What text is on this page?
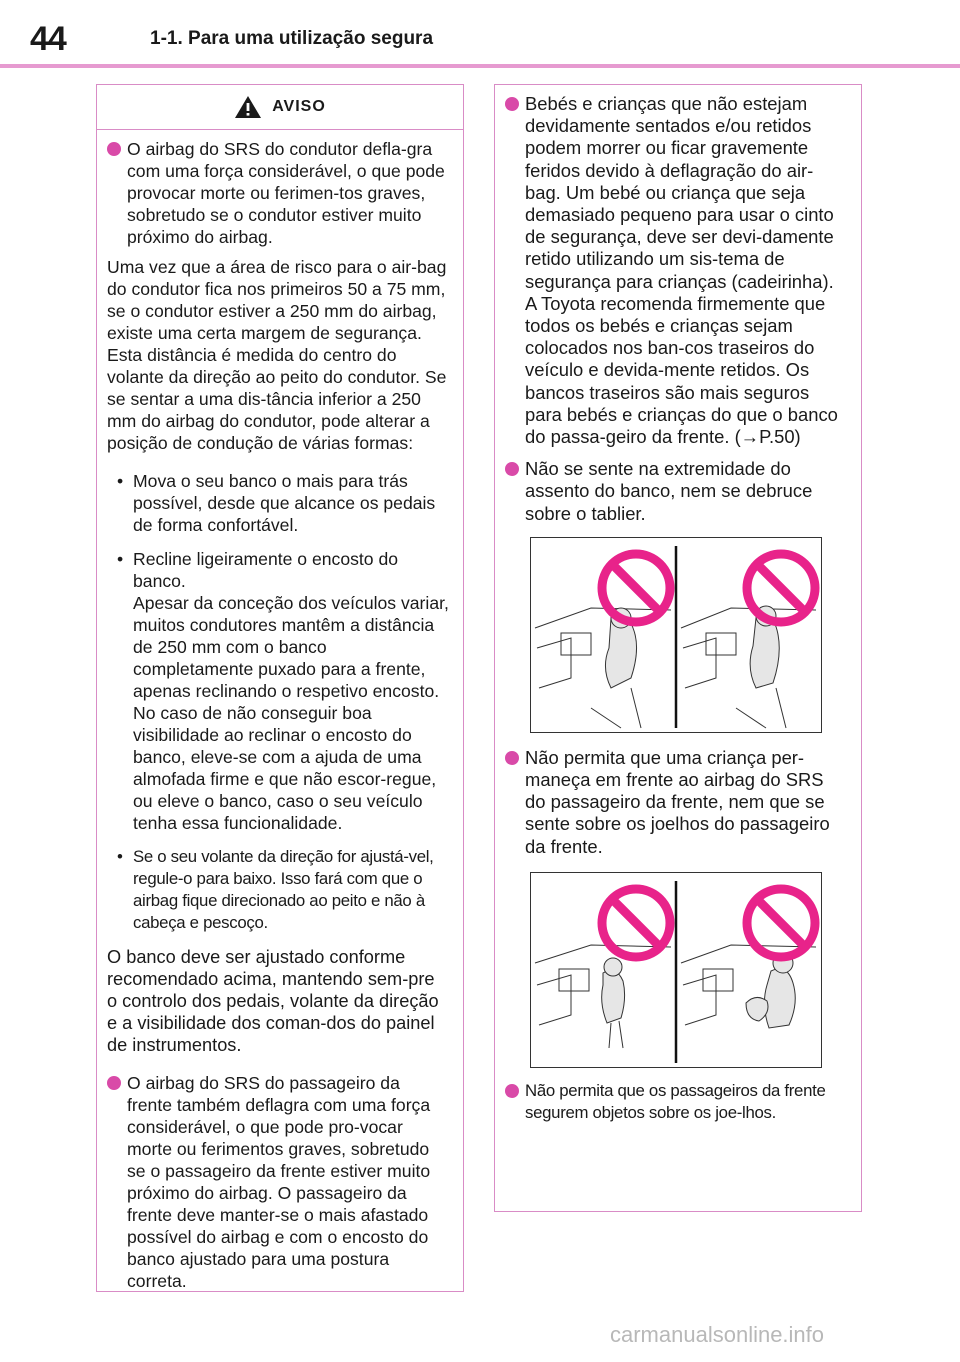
44	1-1. Para uma utilização segura
AVISO
O airbag do SRS do condutor defla-gra com uma força considerável, o que pode provocar morte ou ferimen-tos graves, sobretudo se o condutor estiver muito próximo do airbag.

Uma vez que a área de risco para o air-bag do condutor fica nos primeiros 50 a 75 mm, se o condutor estiver a 250 mm do airbag, existe uma certa margem de segurança. Esta distância é medida do centro do volante da direção ao peito do condutor. Se se sentar a uma dis-tância inferior a 250 mm do airbag do condutor, pode alterar a posição de condução de várias formas:

• Mova o seu banco o mais para trás possível, desde que alcance os pedais de forma confortável.
• Recline ligeiramente o encosto do banco.
Apesar da conceção dos veículos variar, muitos condutores mantêm a distância de 250 mm com o banco completamente puxado para a frente, apenas reclinando o respetivo encosto. No caso de não conseguir boa visibilidade ao reclinar o encosto do banco, eleve-se com a ajuda de uma almofada firme e que não escor-regue, ou eleve o banco, caso o seu veículo tenha essa funcionalidade.
• Se o seu volante da direção for ajustá-vel, regule-o para baixo. Isso fará com que o airbag fique direcionado ao peito e não à cabeça e pescoço.

O banco deve ser ajustado conforme recomendado acima, mantendo sem-pre o controlo dos pedais, volante da direção e a visibilidade dos coman-dos do painel de instrumentos.

O airbag do SRS do passageiro da frente também deflagra com uma força considerável, o que pode pro-vocar morte ou ferimentos graves, sobretudo se o passageiro da frente estiver muito próximo do airbag. O passageiro da frente deve manter-se o mais afastado possível do airbag e com o encosto do banco ajustado para uma postura correta.
Bebés e crianças que não estejam devidamente sentados e/ou retidos podem morrer ou ficar gravemente feridos devido à deflagração do air-bag. Um bebé ou criança que seja demasiado pequeno para usar o cinto de segurança, deve ser devi-damente retido utilizando um sis-tema de segurança para crianças (cadeirinha). A Toyota recomenda firmemente que todos os bebés e crianças sejam colocados nos ban-cos traseiros do veículo e devida-mente retidos. Os bancos traseiros são mais seguros para bebés e crianças do que o banco do passa-geiro da frente. (→P.50)
Não se sente na extremidade do assento do banco, nem se debruce sobre o tablier.
Não permita que uma criança per-maneça em frente ao airbag do SRS do passageiro da frente, nem que se sente sobre os joelhos do passageiro da frente.
Não permita que os passageiros da frente segurem objetos sobre os joe-lhos.
carmanualsonline.info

Requirements: List each line in the listing that contains the string "sente".

Result of this task:
Não se sente na extremidade do assento do banco, nem se debruce sobre o tablier.
Não permita que uma criança per-maneça em frente ao airbag do SRS do passageiro da frente, nem que se sente sobre os joelhos do passageiro da frente.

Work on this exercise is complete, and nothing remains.